• Exercise brief:
Go through the material and write it all out exactly, minus the pictures.

• Input for this task:
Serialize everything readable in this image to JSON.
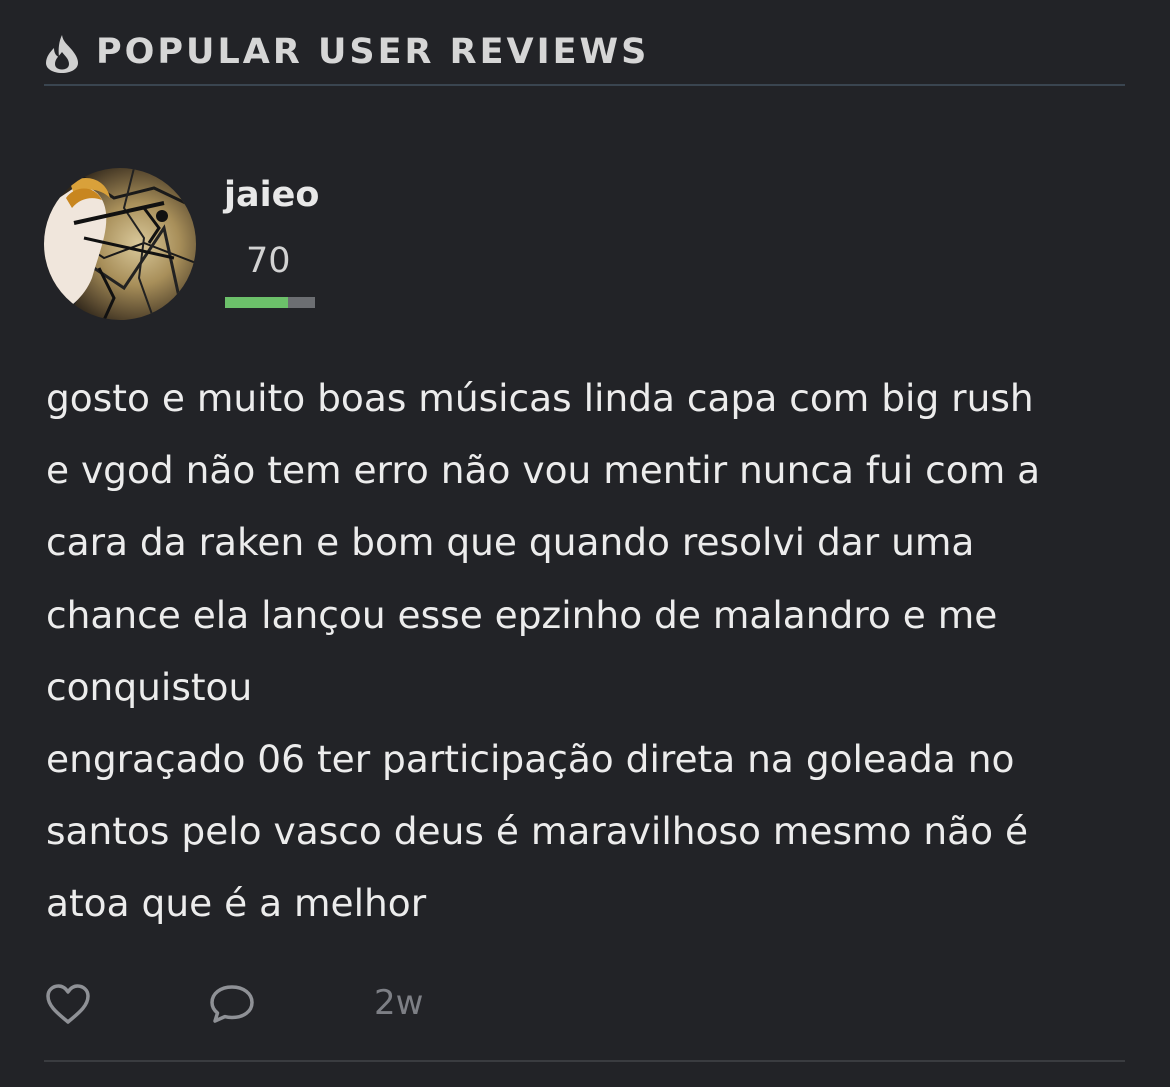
{
  "section": {
    "title": "POPULAR USER REVIEWS",
    "icon": "flame-icon"
  },
  "review": {
    "username": "jaieo",
    "score": "70",
    "score_fraction": 0.7,
    "text": "gosto e muito boas músicas linda capa com big rush\ne vgod não tem erro não vou mentir nunca fui com a\ncara da raken e bom que quando resolvi dar uma\nchance ela lançou esse epzinho de malandro e me\nconquistou\nengraçado 06 ter participação direta na goleada no\nsantos pelo vasco deus é maravilhoso mesmo não é\natoa que é a melhor",
    "time": "2w"
  },
  "actions": {
    "like_icon": "heart-icon",
    "comment_icon": "comment-icon"
  },
  "colors": {
    "background": "#222327",
    "score_bar_fill": "#6cc06a",
    "score_bar_track": "#6c6e72"
  }
}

• Problem solution:
Serialize everything readable in this image to JSON.
{
  "section": {
    "title": "POPULAR USER REVIEWS",
    "icon": "flame-icon"
  },
  "review": {
    "username": "jaieo",
    "score": "70",
    "score_fraction": 0.7,
    "text": "gosto e muito boas músicas linda capa com big rush\ne vgod não tem erro não vou mentir nunca fui com a\ncara da raken e bom que quando resolvi dar uma\nchance ela lançou esse epzinho de malandro e me\nconquistou\nengraçado 06 ter participação direta na goleada no\nsantos pelo vasco deus é maravilhoso mesmo não é\natoa que é a melhor",
    "time": "2w"
  },
  "actions": {
    "like_icon": "heart-icon",
    "comment_icon": "comment-icon"
  },
  "colors": {
    "background": "#222327",
    "score_bar_fill": "#6cc06a",
    "score_bar_track": "#6c6e72"
  }
}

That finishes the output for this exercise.